#### [Written task]
Identify each line containing the word "deje" and copy it.

#### [Material to process]
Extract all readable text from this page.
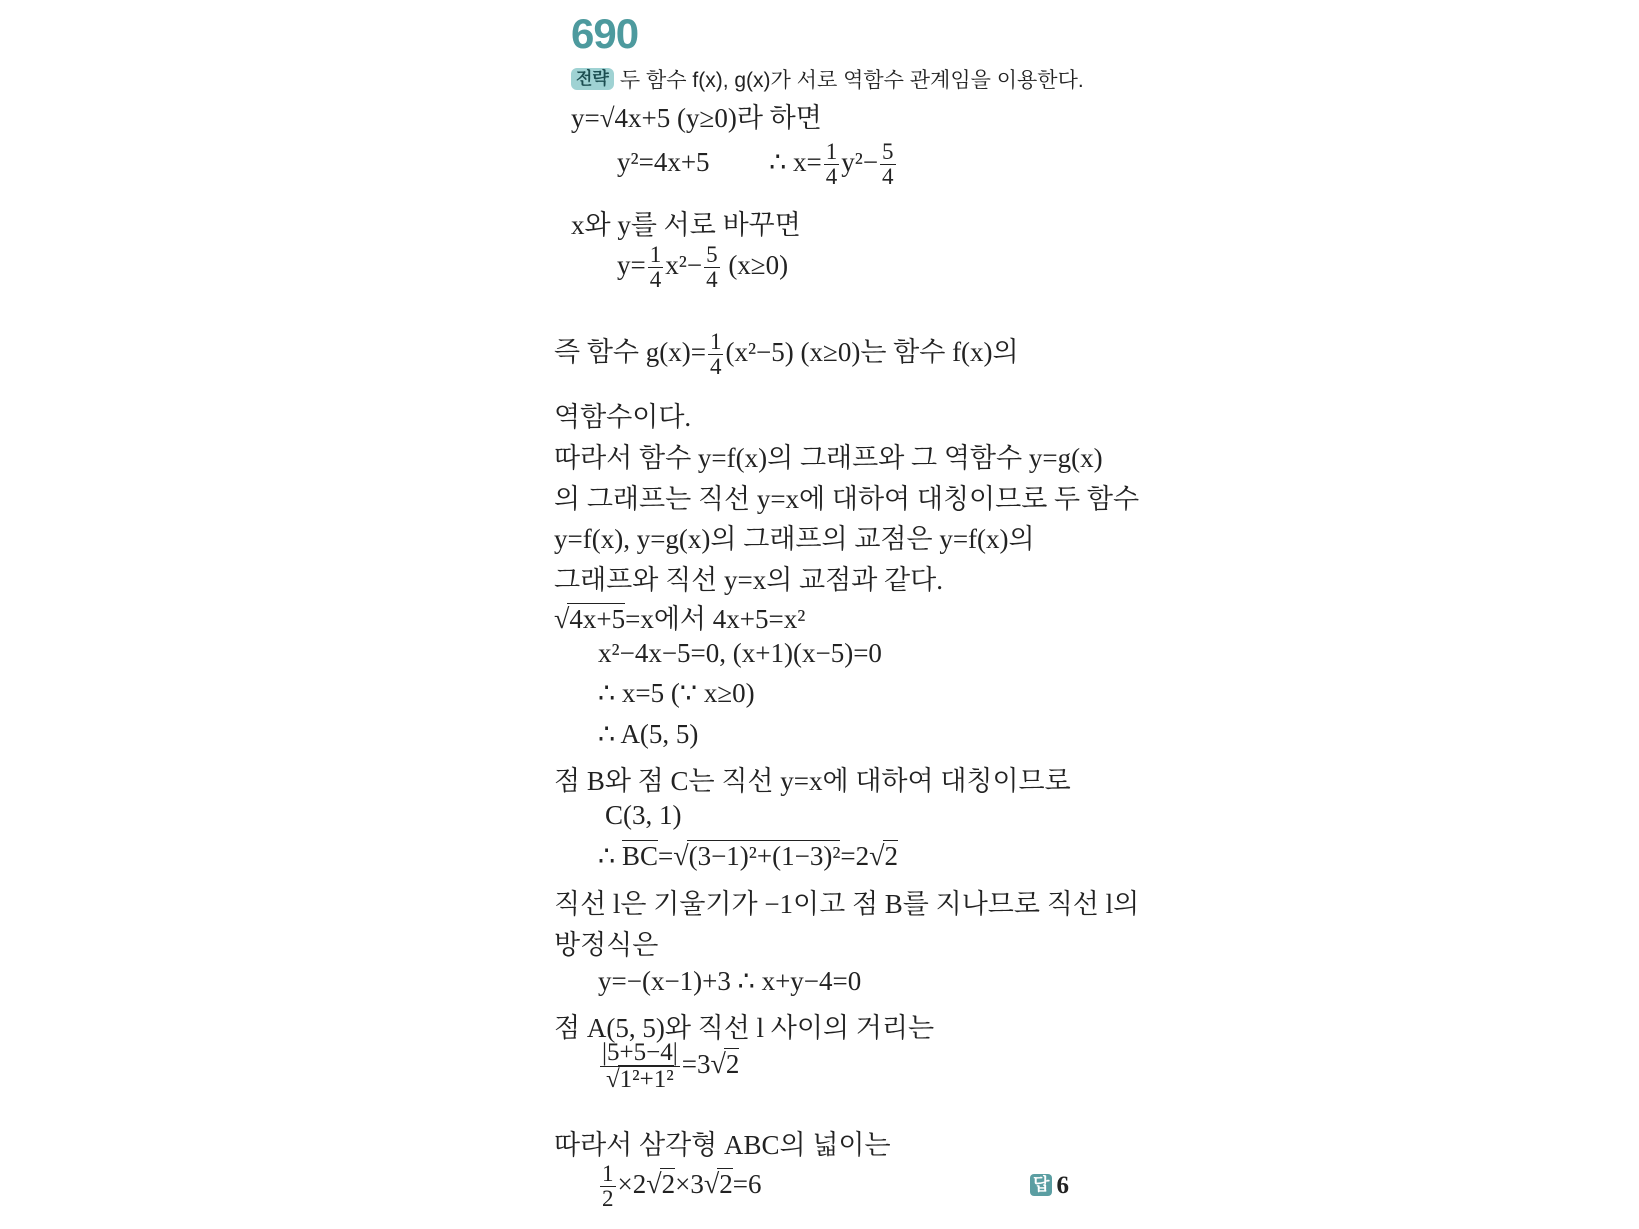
690
전략 두 함수 f(x), g(x)가 서로 역함수 관계임을 이용한다.
y=√4x+5 (y≥0)라 하면
y²=4x+5 ∴ $x= \frac{1}{4} y^2- \frac{5}{4}$
x와 y를 서로 바꾸면
$y= \frac{1}{4} x^2- \frac{5}{4} (x\ge 0)$
즉 함수 $g(x)= \frac{1}{4} (x^2-5)$ (x≥0)는 함수 f(x)의
역함수이다.
따라서 함수 y=f(x)의 그래프와 그 역함수 y=g(x)
의 그래프는 직선 y=x에 대하여 대칭이므로 두 함수
y=f(x), y=g(x)의 그래프의 교점은 y=f(x)의
그래프와 직선 y=x의 교점과 같다.
√4x+5=x에서 4x+5=x²
x²−4x−5=0, (x+1)(x−5)=0
∴ x=5 (∵ x≥0)
∴ A(5, 5)
점 B와 점 C는 직선 y=x에 대하여 대칭이므로
C(3, 1)
∴ BC=√(3−1)²+(1−3)²=2√2
직선 l은 기울기가 −1이고 점 B를 지나므로 직선 l의
방정식은
y=−(x−1)+3 ∴ x+y−4=0
점 A(5, 5)와 직선 l 사이의 거리는
$\frac{|5+5-4|}{\text{√1²+1²}} =3√2$
따라서 삼각형 ABC의 넓이는
$\frac{1}{2} \times 2√2\times 3√2=6$	답 6
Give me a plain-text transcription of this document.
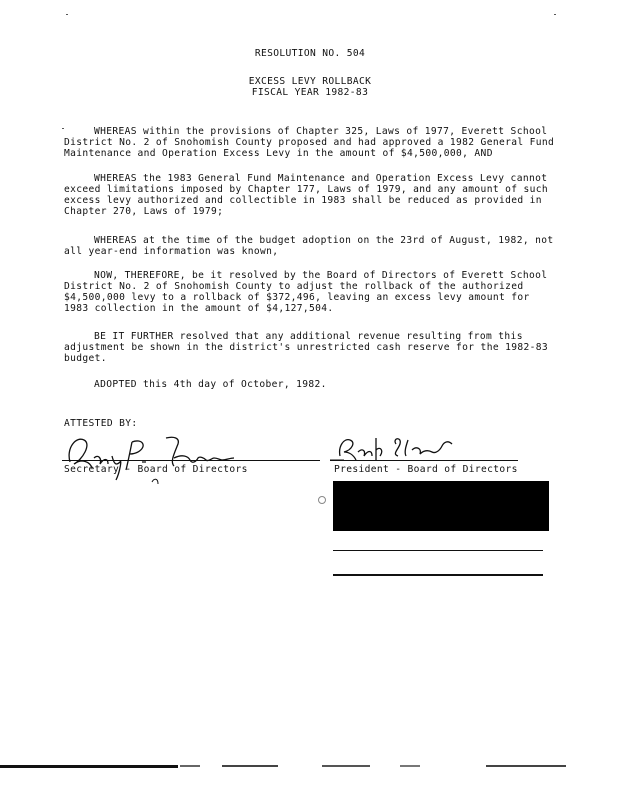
RESOLUTION NO. 504
EXCESS LEVY ROLLBACK
FISCAL YEAR 1982-83
WHEREAS within the provisions of Chapter 325, Laws of 1977, Everett School
District No. 2 of Snohomish County proposed and had approved a 1982 General Fund
Maintenance and Operation Excess Levy in the amount of $4,500,000, AND
WHEREAS the 1983 General Fund Maintenance and Operation Excess Levy cannot
exceed limitations imposed by Chapter 177, Laws of 1979, and any amount of such
excess levy authorized and collectible in 1983 shall be reduced as provided in
Chapter 270, Laws of 1979;
WHEREAS at the time of the budget adoption on the 23rd of August, 1982, not
all year-end information was known,
NOW, THEREFORE, be it resolved by the Board of Directors of Everett School
District No. 2 of Snohomish County to adjust the rollback of the authorized
$4,500,000 levy to a rollback of $372,496, leaving an excess levy amount for
1983 collection in the amount of $4,127,504.
BE IT FURTHER resolved that any additional revenue resulting from this
adjustment be shown in the district's unrestricted cash reserve for the 1982-83
budget.
ADOPTED this 4th day of October, 1982.
ATTESTED BY:
Secretary - Board of Directors	President - Board of Directors
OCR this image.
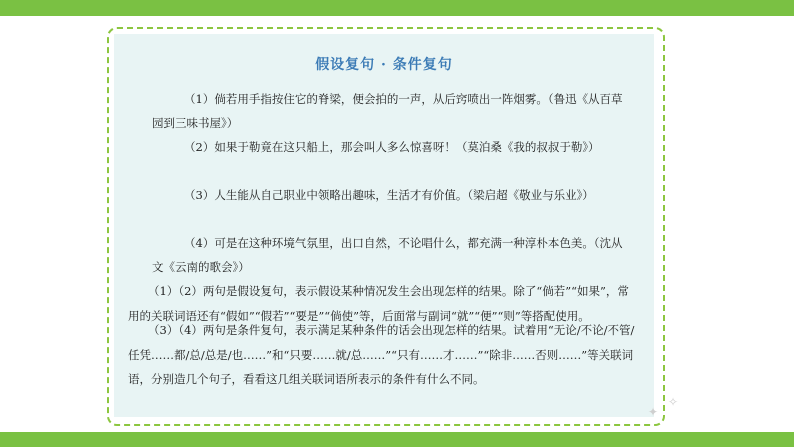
假设复句 · 条件复句

（1）倘若用手指按住它的脊梁，便会拍的一声，从后窍喷出一阵烟雾。（鲁迅《从百草园到三味书屋》）

（2）如果于勒竟在这只船上，那会叫人多么惊喜呀！（莫泊桑《我的叔叔于勒》）

（3）人生能从自己职业中领略出趣味，生活才有价值。（梁启超《敬业与乐业》）

（4）可是在这种环境气氛里，出口自然，不论唱什么，都充满一种淳朴本色美。（沈从文《云南的歌会》）

（1）（2）两句是假设复句，表示假设某种情况发生会出现怎样的结果。除了“倘若”“如果”，常用的关联词语还有“假如”“假若”“要是”“倘使”等，后面常与副词“就”“便”“则”等搭配使用。

（3）（4）两句是条件复句，表示满足某种条件的话会出现怎样的结果。试着用“无论/不论/不管/任凭……都/总/总是/也……”和“只要……就/总……”“只有……才……”“除非……否则……”等关联词语，分别造几个句子，看看这几组关联词语所表示的条件有什么不同。

✦
✧
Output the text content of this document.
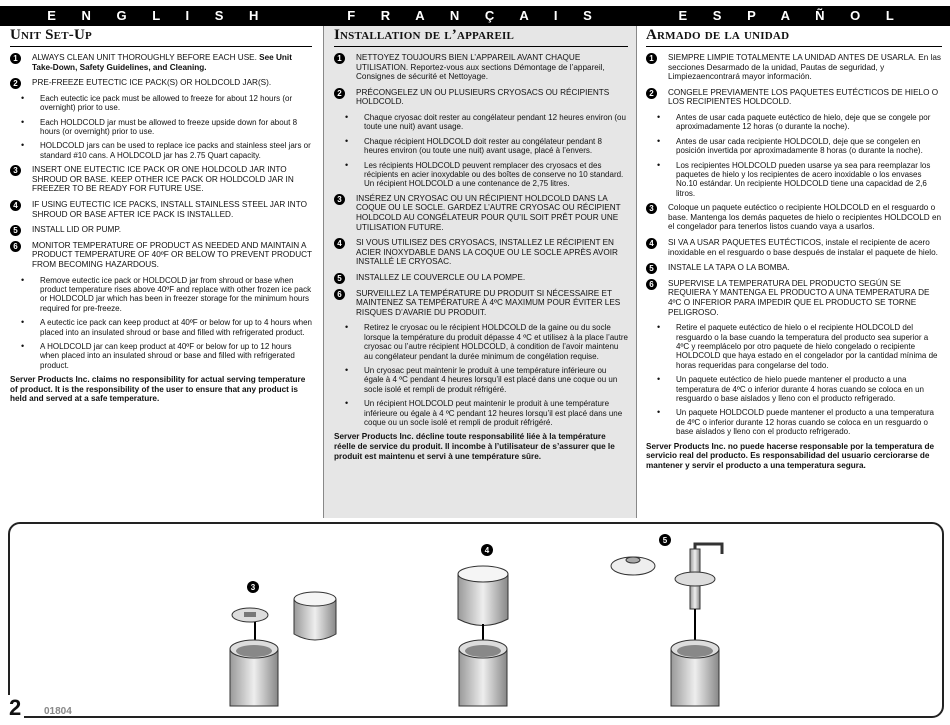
E N G L I S H	F R A N Ç A I S	E S P A Ñ O L
Unit Set-Up
1	ALWAYS CLEAN UNIT THOROUGHLY BEFORE EACH USE. See Unit Take-Down, Safety Guidelines, and Cleaning.
2	PRE-FREEZE EUTECTIC ICE PACK(S) OR HOLDCOLD JAR(S).
• Each eutectic ice pack must be allowed to freeze for about 12 hours (or overnight) prior to use.
• Each HOLDCOLD jar must be allowed to freeze upside down for about 8 hours (or overnight) prior to use.
• HOLDCOLD jars can be used to replace ice packs and stainless steel jars or standard #10 cans. A HOLDCOLD jar has 2.75 Quart capacity.
3	INSERT ONE EUTECTIC ICE PACK OR ONE HOLDCOLD JAR INTO SHROUD OR BASE. KEEP OTHER ICE PACK OR HOLDCOLD JAR IN FREEZER TO BE READY FOR FUTURE USE.
4	IF USING EUTECTIC ICE PACKS, INSTALL STAINLESS STEEL JAR INTO SHROUD OR BASE AFTER ICE PACK IS INSTALLED.
5	INSTALL LID OR PUMP.
6	MONITOR TEMPERATURE OF PRODUCT AS NEEDED AND MAINTAIN A PRODUCT TEMPERATURE OF 40ºF OR BELOW TO PREVENT PRODUCT FROM BECOMING HAZARDOUS.
• Remove eutectic ice pack or HOLDCOLD jar from shroud or base when product temperature rises above 40ºF and replace with other frozen ice pack or HOLDCOLD jar which has been in freezer storage for the minimum hours required for pre-freeze.
• A eutectic ice pack can keep product at 40ºF or below for up to 4 hours when placed into an insulated shroud or base and filled with refrigerated product.
• A HOLDCOLD jar can keep product at 40ºF or below for up to 12 hours when placed into an insulated shroud or base and filled with refrigerated product.
Server Products Inc. claims no responsibility for actual serving temperature of product. It is the responsibility of the user to ensure that any product is held and served at a safe temperature.
Installation de l’appareil
1	NETTOYEZ TOUJOURS BIEN L’APPAREIL AVANT CHAQUE UTILISATION. Reportez-vous aux sections Démontage de l’appareil, Consignes de sécurité et Nettoyage.
2	PRÉCONGELEZ UN OU PLUSIEURS CRYOSACS OU RÉCIPIENTS HOLDCOLD.
• Chaque cryosac doit rester au congélateur pendant 12 heures environ (ou toute une nuit) avant usage.
• Chaque récipient HOLDCOLD doit rester au congélateur pendant 8 heures environ (ou toute une nuit) avant usage, placé à l’envers.
• Les récipients HOLDCOLD peuvent remplacer des cryosacs et des récipients en acier inoxydable ou des boîtes de conserve no 10 standard. Un récipient HOLDCOLD a une contenance de 2,75 litres.
3	INSÉREZ UN CRYOSAC OU UN RÉCIPIENT HOLDCOLD DANS LA COQUE OU LE SOCLE. GARDEZ L’AUTRE CRYOSAC OU RÉCIPIENT HOLDCOLD AU CONGÉLATEUR POUR QU’IL SOIT PRÊT POUR UNE UTILISATION FUTURE.
4	SI VOUS UTILISEZ DES CRYOSACS, INSTALLEZ LE RÉCIPIENT EN ACIER INOXYDABLE DANS LA COQUE OU LE SOCLE APRÈS AVOIR INSTALLÉ LE CRYOSAC.
5	INSTALLEZ LE COUVERCLE OU LA POMPE.
6	SURVEILLEZ LA TEMPÉRATURE DU PRODUIT SI NÉCESSAIRE ET MAINTENEZ SA TEMPÉRATURE À 4ºC MAXIMUM POUR ÉVITER LES RISQUES D’AVARIE DU PRODUIT.
• Retirez le cryosac ou le récipient HOLDCOLD de la gaine ou du socle lorsque la température du produit dépasse 4 ºC et utilisez à la place l’autre cryosac ou l’autre récipient HOLDCOLD, à condition de l’avoir maintenu au congélateur pendant la durée minimum de congélation requise.
• Un cryosac peut maintenir le produit à une température inférieure ou égale à 4 ºC pendant 4 heures lorsqu’il est placé dans une coque ou un socle isolé et rempli de produit réfrigéré.
• Un récipient HOLDCOLD peut maintenir le produit à une température inférieure ou égale à 4 ºC pendant 12 heures lorsqu’il est placé dans une coque ou un socle isolé et rempli de produit réfrigéré.
Server Products Inc. décline toute responsabilité liée à la température réelle de service du produit. Il incombe à l’utilisateur de s’assurer que le produit est maintenu et servi à une température sûre.
Armado de la unidad
1	SIEMPRE LIMPIE TOTALMENTE LA UNIDAD ANTES DE USARLA. En las secciones Desarmado de la unidad, Pautas de seguridad, y Limpiezaencontrará mayor información.
2	CONGELE PREVIAMENTE LOS PAQUETES EUTÉCTICOS DE HIELO O LOS RECIPIENTES HOLDCOLD.
• Antes de usar cada paquete eutéctico de hielo, deje que se congele por aproximadamente 12 horas (o durante la noche).
• Antes de usar cada recipiente HOLDCOLD, deje que se congelen en posición invertida por aproximadamente 8 horas (o durante la noche).
• Los recipientes HOLDCOLD pueden usarse ya sea para reemplazar los paquetes de hielo y los recipientes de acero inoxidable o los envases No.10 estándar. Un recipiente HOLDCOLD tiene una capacidad de 2,6 litros.
3	Coloque un paquete eutéctico o recipiente HOLDCOLD en el resguardo o base. Mantenga los demás paquetes de hielo o recipientes HOLDCOLD en el congelador para tenerlos listos cuando vaya a usarlos.
4	SI VA A USAR PAQUETES EUTÉCTICOS, instale el recipiente de acero inoxidable en el resguardo o base después de instalar el paquete de hielo.
5	INSTALE LA TAPA O LA BOMBA.
6	SUPERVISE LA TEMPERATURA DEL PRODUCTO SEGÚN SE REQUIERA Y MANTENGA EL PRODUCTO A UNA TEMPERATURA DE 4ºC O INFERIOR PARA IMPEDIR QUE EL PRODUCTO SE TORNE PELIGROSO.
• Retire el paquete eutéctico de hielo o el recipiente HOLDCOLD del resguardo o la base cuando la temperatura del producto sea superior a 4ºC y reemplácelo por otro paquete de hielo congelado o recipiente HOLDCOLD que haya estado en el congelador por la cantidad mínima de horas requeridas para congelarse del todo.
• Un paquete eutéctico de hielo puede mantener el producto a una temperatura de 4ºC o inferior durante 4 horas cuando se coloca en un resguardo o base aislados y lleno con el producto refrigerado.
• Un paquete HOLDCOLD puede mantener el producto a una temperatura de 4ºC o inferior durante 12 horas cuando se coloca en un resguardo o base aislados y lleno con el producto refrigerado.
Server Products Inc. no puede hacerse responsable por la temperatura de servicio real del producto. Es responsabilidad del usuario cerciorarse de mantener y servir el producto a una temperatura segura.
3
4
5
2	01804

#### [The answer]
• Antes de usar cada paquete eutéctico de hielo, deje que se congele por aproximadamente 12 horas (o durante la noche).
• Antes de usar cada recipiente HOLDCOLD, deje que se congelen en posición invertida por aproximadamente 8 horas (o durante la noche).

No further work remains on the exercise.